» **Given instruction**: Select the lines that contain "devoirs" and copy each of them.

## Start Data to use

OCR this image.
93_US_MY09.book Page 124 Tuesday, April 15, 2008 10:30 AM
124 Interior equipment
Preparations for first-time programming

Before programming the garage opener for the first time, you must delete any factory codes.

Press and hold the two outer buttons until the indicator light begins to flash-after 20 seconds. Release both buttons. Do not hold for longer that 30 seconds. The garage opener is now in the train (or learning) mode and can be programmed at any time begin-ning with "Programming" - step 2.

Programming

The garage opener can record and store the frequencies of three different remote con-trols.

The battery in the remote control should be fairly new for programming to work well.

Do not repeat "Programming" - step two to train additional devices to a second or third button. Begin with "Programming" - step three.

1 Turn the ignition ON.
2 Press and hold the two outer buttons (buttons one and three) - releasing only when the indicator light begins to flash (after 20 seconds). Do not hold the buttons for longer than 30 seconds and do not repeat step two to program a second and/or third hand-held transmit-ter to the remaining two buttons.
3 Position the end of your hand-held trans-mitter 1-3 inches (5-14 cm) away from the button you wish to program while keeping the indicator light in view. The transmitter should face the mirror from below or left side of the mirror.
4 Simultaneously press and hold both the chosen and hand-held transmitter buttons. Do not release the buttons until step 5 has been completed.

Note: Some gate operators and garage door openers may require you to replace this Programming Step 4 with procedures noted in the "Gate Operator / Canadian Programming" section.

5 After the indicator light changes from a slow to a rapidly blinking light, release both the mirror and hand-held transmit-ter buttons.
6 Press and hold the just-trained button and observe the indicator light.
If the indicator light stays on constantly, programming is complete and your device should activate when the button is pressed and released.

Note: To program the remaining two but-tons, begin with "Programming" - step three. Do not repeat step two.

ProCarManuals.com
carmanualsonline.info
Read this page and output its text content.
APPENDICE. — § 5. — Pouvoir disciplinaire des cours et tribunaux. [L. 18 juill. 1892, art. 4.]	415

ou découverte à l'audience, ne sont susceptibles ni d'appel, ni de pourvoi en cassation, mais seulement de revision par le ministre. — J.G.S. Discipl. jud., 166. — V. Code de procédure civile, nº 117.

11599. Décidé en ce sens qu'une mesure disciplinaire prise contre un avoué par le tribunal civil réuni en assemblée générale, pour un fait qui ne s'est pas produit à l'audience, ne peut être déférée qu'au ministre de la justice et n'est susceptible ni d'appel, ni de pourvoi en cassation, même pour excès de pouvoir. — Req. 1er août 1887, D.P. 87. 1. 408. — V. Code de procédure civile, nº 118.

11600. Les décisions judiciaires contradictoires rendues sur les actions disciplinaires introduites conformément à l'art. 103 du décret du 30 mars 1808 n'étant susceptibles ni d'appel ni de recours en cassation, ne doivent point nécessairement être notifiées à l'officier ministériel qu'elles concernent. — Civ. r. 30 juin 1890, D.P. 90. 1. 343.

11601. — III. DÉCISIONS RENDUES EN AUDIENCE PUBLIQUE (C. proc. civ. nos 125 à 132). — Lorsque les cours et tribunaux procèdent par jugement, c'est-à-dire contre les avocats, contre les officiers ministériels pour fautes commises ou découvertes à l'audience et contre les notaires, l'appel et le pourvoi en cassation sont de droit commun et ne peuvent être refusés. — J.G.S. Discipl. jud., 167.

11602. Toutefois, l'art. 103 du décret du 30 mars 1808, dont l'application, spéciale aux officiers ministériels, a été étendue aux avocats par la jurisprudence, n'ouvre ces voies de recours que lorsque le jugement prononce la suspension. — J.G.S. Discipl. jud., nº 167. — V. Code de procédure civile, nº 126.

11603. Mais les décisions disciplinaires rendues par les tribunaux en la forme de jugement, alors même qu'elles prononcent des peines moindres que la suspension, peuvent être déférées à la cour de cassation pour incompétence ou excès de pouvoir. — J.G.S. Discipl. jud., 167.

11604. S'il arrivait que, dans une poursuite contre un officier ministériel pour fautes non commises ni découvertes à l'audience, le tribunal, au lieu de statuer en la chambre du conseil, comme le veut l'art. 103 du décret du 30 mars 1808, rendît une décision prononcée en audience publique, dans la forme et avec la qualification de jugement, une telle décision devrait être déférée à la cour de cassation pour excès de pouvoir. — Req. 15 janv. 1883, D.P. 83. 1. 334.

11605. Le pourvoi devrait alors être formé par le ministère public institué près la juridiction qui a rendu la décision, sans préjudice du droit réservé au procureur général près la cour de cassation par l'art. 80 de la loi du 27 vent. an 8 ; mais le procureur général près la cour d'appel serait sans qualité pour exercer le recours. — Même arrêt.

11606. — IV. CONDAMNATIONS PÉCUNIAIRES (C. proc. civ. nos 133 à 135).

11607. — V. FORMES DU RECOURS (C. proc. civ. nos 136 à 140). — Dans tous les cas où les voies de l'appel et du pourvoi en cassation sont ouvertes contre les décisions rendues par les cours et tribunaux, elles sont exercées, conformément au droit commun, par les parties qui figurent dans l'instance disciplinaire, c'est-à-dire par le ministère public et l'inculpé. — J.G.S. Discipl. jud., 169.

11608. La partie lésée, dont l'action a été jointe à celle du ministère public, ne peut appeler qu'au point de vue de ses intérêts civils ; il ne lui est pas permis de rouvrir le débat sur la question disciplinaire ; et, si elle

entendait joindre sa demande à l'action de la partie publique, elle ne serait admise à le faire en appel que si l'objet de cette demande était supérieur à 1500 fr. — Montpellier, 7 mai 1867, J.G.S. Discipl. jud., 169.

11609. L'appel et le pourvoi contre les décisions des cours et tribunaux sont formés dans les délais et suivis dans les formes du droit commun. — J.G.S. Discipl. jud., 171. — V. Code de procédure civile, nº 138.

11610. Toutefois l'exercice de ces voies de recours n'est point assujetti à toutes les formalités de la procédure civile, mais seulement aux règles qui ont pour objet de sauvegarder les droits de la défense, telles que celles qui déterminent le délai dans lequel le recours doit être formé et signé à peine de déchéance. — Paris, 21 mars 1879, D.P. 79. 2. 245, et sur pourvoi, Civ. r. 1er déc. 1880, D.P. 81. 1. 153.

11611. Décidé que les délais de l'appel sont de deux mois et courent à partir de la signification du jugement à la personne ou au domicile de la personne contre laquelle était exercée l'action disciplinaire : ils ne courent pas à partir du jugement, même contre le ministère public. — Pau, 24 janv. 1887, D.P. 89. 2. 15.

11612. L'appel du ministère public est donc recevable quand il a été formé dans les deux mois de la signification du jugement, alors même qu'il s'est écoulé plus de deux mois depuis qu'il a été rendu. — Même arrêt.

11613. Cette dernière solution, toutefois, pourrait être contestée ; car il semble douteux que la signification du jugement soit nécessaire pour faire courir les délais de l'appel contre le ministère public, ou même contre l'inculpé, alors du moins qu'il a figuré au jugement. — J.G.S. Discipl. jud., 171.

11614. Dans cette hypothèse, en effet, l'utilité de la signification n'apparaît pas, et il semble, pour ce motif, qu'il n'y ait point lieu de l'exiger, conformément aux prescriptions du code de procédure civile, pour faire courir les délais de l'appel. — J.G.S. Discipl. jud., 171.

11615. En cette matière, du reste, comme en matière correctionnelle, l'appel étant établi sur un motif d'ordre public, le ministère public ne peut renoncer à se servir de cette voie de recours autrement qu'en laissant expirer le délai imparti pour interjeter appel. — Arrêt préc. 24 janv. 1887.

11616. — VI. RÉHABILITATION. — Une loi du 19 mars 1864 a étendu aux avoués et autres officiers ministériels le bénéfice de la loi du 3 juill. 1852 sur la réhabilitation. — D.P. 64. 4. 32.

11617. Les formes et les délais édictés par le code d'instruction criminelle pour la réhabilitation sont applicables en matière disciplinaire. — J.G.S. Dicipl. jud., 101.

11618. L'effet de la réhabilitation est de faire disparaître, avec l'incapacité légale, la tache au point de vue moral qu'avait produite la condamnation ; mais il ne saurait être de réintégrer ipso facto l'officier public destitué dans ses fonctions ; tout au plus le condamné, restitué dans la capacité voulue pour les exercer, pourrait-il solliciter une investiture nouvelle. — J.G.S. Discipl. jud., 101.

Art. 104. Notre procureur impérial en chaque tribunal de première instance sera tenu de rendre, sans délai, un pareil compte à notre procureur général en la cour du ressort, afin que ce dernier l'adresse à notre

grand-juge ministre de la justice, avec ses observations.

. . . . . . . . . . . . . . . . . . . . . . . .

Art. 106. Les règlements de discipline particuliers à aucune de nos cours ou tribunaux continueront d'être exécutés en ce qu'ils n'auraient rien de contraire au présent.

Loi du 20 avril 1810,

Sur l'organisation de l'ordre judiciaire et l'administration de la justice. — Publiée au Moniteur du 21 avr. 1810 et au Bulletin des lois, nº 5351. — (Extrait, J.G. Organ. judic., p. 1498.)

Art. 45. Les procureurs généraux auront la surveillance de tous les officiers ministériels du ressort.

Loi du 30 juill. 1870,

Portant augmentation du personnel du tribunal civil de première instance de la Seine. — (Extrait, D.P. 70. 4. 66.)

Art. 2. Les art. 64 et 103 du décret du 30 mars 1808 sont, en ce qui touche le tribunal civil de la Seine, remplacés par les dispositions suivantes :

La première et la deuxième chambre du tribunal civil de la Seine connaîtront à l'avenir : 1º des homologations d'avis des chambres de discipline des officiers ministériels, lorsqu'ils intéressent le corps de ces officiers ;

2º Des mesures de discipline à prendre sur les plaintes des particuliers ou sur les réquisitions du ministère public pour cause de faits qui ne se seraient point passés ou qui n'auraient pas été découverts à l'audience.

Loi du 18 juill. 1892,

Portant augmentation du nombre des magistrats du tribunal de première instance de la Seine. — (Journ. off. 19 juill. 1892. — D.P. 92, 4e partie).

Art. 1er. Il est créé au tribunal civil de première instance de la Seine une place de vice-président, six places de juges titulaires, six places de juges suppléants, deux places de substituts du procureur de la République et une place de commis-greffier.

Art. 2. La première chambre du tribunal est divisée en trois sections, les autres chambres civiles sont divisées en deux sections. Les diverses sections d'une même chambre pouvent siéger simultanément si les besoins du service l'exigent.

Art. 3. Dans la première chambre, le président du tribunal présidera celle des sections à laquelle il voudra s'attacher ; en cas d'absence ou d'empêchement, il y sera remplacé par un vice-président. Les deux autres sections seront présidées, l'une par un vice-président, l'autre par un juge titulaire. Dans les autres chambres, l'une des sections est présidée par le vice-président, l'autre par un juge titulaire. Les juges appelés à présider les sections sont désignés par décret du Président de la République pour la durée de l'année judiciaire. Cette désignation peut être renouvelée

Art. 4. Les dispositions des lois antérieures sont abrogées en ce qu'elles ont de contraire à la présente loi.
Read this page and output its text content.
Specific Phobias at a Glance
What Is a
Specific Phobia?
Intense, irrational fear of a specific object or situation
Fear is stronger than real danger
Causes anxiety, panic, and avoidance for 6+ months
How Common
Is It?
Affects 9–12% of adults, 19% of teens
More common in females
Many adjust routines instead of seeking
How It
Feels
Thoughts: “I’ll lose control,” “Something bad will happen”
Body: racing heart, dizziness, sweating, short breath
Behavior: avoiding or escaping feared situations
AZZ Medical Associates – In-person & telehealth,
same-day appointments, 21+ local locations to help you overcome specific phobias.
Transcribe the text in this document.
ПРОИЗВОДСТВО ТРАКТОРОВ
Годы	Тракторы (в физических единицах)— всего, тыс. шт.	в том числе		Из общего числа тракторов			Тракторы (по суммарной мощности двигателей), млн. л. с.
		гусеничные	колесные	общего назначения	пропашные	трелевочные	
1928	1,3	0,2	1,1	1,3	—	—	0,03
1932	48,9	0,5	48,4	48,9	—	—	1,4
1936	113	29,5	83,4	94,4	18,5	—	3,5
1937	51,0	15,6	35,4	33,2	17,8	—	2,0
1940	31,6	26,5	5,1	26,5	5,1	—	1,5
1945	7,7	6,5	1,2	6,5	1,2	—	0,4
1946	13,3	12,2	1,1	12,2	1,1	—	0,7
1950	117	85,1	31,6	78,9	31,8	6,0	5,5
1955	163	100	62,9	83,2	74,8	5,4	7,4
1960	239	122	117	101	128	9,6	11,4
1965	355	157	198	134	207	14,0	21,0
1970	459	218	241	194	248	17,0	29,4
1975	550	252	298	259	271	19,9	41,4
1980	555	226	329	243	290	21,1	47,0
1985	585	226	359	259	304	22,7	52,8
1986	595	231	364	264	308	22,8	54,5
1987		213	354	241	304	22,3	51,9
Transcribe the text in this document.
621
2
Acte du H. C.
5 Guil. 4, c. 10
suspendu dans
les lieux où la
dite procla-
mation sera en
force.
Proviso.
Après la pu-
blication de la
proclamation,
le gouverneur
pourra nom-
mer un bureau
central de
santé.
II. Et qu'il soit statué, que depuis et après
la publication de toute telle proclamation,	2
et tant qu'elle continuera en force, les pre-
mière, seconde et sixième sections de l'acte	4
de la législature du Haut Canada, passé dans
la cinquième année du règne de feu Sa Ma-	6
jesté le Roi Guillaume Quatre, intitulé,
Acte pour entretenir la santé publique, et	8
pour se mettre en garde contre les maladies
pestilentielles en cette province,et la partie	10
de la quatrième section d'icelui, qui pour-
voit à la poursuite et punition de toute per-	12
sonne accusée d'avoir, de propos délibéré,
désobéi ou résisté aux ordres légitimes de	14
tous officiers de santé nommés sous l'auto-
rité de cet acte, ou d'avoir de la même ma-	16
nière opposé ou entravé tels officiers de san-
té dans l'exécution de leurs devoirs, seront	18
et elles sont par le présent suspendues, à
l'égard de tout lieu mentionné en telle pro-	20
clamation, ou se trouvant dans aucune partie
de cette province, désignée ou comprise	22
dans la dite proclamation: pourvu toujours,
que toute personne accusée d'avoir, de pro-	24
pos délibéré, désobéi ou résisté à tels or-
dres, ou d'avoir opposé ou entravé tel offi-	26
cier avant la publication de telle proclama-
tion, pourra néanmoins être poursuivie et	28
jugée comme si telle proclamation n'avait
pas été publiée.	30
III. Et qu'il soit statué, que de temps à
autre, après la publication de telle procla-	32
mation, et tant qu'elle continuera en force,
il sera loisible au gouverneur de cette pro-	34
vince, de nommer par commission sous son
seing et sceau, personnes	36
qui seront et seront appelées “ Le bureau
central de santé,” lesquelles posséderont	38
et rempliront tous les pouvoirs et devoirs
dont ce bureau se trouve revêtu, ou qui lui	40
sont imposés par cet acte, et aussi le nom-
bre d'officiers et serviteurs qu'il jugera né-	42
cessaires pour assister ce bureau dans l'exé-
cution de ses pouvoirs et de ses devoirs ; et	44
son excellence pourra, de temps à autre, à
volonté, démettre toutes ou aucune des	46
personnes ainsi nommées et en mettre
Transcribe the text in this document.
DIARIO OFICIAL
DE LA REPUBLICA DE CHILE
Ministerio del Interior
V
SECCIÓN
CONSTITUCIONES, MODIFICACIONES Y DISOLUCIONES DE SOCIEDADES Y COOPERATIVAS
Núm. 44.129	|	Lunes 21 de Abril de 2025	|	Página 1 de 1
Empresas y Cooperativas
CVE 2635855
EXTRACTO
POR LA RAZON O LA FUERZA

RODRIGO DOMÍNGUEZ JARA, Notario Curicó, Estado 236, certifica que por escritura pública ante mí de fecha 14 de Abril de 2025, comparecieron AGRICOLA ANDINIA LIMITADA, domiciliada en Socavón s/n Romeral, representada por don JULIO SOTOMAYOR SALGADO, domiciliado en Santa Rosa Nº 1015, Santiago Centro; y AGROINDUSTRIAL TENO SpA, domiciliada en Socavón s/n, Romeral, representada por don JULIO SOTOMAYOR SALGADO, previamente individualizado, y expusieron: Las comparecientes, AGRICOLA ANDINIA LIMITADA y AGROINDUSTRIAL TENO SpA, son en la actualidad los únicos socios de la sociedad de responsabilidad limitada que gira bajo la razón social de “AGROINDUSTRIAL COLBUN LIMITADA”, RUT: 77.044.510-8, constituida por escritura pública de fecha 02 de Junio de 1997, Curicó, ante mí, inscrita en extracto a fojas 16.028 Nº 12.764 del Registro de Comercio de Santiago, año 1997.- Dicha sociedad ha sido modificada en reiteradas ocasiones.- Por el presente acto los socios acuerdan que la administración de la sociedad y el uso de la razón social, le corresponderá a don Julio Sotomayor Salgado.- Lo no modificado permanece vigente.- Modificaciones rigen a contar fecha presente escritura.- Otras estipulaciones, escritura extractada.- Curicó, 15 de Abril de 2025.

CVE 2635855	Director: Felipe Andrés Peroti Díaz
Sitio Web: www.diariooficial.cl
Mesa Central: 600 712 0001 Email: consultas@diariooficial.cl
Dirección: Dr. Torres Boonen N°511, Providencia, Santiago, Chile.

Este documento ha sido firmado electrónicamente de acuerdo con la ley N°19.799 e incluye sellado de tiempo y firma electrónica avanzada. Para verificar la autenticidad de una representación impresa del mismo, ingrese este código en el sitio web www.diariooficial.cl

## End Data to use

» **The result**:
té dans l'exécution de leurs devoirs, seront	18
et rempliront tous les pouvoirs et devoirs
cution de ses pouvoirs et de ses devoirs ; et	44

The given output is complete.